# Data for this exercise
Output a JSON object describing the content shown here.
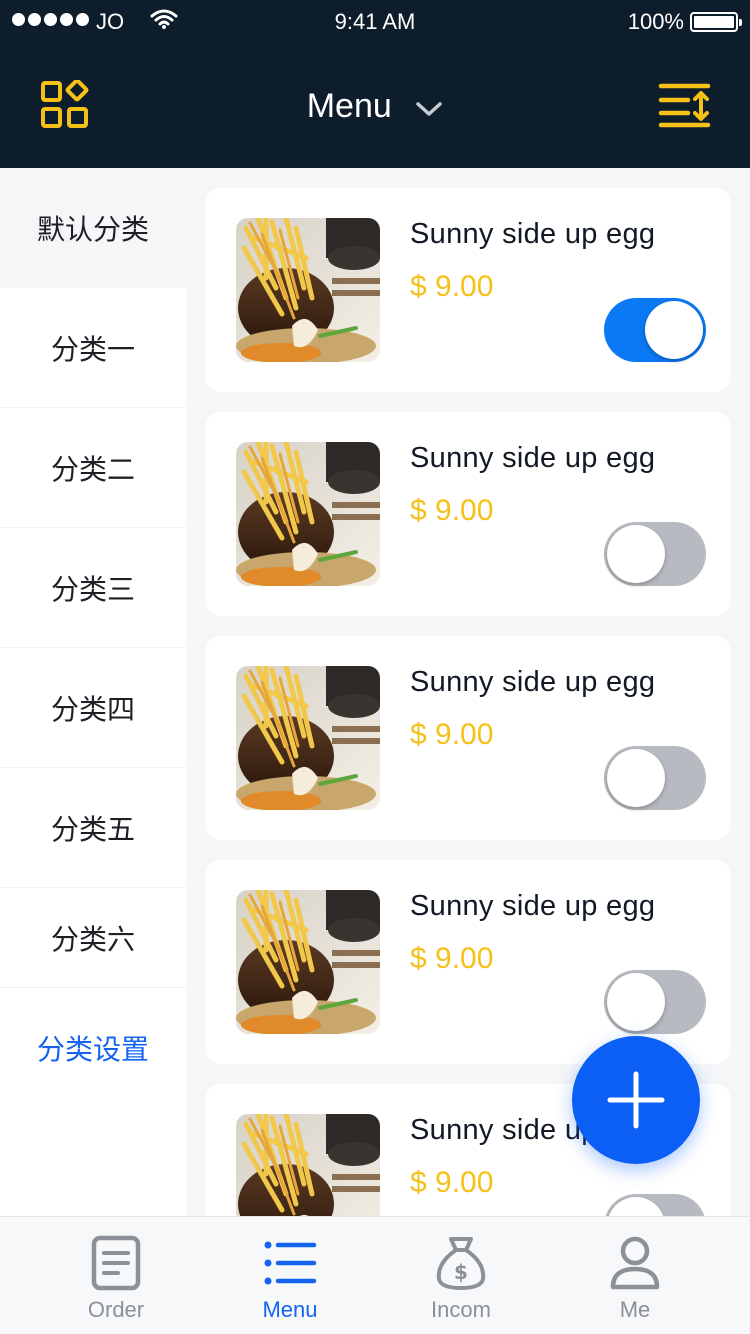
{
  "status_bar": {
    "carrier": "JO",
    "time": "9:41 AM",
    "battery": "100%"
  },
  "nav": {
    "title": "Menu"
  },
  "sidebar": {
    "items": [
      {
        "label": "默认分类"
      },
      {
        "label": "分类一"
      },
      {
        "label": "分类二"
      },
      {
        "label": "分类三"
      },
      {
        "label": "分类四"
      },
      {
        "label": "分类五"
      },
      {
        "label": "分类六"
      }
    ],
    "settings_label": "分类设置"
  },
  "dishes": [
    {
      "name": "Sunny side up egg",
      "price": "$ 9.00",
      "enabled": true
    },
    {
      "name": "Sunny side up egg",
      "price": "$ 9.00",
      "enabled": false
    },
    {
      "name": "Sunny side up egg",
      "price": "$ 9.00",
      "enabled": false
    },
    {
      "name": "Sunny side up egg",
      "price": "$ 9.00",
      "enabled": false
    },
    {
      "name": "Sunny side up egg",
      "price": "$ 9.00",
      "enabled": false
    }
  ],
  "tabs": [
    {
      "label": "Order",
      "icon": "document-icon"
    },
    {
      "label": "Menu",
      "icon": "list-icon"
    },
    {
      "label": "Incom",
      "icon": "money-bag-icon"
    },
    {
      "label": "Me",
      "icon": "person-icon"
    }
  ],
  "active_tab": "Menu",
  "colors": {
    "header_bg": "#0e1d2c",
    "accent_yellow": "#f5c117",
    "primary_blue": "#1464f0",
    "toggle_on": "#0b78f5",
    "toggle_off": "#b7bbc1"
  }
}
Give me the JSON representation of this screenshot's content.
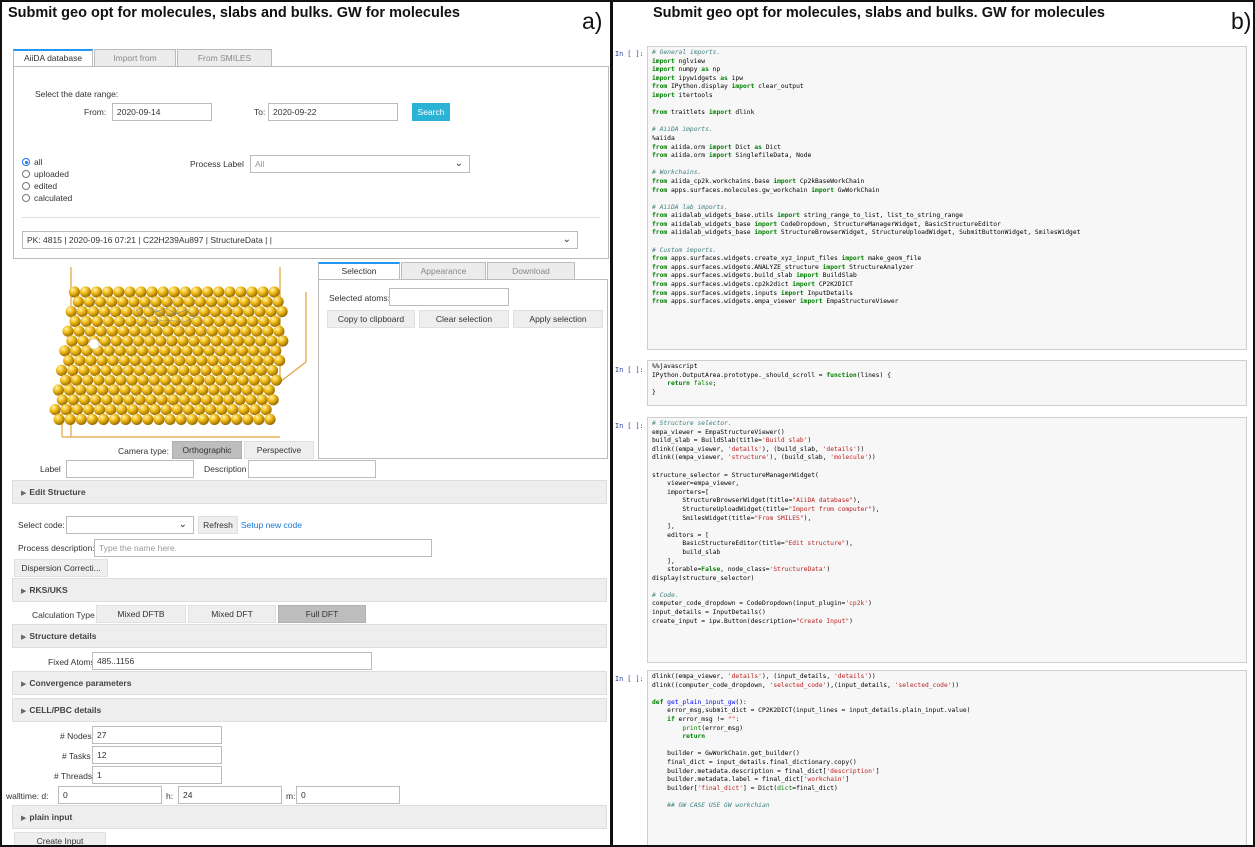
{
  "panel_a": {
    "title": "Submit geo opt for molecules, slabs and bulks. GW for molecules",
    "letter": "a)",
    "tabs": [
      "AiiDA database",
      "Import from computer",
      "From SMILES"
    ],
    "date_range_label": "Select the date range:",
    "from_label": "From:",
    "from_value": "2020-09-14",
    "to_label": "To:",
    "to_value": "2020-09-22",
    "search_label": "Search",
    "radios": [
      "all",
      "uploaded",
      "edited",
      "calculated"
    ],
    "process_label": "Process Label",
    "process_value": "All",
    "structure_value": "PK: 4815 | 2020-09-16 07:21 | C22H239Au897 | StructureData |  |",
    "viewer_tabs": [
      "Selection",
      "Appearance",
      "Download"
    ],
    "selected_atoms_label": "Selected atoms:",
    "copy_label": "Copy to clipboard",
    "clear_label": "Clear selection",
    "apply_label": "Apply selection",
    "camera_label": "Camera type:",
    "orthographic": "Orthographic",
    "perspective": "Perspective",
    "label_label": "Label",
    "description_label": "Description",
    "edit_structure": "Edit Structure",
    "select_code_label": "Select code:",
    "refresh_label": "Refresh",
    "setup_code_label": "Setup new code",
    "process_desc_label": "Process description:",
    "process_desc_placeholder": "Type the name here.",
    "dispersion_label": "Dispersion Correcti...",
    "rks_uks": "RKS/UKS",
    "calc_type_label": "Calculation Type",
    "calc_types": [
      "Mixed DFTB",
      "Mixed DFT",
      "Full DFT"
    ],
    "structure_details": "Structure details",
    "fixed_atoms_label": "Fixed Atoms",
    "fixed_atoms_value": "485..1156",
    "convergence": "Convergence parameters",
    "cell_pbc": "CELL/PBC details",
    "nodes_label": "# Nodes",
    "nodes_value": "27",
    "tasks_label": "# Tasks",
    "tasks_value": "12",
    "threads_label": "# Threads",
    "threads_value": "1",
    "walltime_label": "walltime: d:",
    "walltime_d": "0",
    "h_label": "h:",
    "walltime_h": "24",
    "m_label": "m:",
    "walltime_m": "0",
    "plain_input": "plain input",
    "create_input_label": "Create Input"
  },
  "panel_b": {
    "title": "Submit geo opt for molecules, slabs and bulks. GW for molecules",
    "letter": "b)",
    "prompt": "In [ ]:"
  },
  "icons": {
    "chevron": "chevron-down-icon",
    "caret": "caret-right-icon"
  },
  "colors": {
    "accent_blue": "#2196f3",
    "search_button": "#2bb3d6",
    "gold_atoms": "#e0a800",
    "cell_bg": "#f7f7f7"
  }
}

--

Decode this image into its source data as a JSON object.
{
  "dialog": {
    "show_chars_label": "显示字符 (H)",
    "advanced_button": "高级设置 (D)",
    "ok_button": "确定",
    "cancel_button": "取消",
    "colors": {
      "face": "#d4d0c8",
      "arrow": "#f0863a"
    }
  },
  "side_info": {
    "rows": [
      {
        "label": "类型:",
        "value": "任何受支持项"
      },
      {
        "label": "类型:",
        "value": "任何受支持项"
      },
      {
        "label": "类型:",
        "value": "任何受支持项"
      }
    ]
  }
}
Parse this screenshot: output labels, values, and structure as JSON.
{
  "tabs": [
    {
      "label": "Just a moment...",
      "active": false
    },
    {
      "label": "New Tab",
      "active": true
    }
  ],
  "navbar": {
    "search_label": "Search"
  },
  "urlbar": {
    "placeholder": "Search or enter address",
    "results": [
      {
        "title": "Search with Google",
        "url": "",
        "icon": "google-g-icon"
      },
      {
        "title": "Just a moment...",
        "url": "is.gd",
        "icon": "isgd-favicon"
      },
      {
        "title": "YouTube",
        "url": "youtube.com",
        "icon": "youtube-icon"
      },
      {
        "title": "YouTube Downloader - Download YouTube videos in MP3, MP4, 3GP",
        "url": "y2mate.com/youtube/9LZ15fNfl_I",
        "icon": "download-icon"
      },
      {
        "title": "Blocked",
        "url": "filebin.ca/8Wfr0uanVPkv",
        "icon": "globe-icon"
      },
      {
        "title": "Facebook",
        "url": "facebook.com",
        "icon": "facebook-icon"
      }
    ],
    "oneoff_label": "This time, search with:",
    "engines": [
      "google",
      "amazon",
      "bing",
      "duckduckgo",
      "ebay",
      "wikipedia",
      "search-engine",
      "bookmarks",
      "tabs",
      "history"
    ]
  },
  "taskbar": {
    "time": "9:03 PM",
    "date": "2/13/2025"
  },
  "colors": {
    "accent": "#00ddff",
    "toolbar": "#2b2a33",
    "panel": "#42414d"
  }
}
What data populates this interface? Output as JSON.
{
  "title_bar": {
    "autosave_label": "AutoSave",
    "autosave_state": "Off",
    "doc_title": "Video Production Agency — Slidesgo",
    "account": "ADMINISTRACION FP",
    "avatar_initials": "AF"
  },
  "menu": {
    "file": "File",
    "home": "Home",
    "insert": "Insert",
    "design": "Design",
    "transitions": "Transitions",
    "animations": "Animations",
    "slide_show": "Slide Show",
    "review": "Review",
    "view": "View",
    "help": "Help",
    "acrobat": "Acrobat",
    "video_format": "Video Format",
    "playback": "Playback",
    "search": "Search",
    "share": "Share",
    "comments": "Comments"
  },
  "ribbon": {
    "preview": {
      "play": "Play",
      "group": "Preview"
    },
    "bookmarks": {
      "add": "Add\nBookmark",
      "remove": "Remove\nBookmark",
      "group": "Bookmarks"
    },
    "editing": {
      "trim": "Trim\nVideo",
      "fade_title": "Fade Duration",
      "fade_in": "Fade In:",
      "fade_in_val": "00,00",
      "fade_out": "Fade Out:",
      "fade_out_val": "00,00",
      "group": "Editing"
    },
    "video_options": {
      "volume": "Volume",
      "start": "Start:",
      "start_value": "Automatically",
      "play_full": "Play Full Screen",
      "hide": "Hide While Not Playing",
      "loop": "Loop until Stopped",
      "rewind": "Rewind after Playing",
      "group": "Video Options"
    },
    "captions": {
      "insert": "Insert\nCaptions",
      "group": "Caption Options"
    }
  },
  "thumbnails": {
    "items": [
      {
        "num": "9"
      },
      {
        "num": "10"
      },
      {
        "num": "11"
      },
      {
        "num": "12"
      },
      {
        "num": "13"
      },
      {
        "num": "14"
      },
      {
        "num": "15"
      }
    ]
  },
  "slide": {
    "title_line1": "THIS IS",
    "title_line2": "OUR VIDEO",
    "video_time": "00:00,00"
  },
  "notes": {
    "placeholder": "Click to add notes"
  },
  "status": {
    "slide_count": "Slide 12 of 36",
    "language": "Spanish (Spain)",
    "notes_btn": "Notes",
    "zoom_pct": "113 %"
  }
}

# Task goal
Check all the records above and select each line where the string "object" is found.

# Response to the task
Output a JSON object describing the content shown here.
Decode this image into its source data as a JSON object.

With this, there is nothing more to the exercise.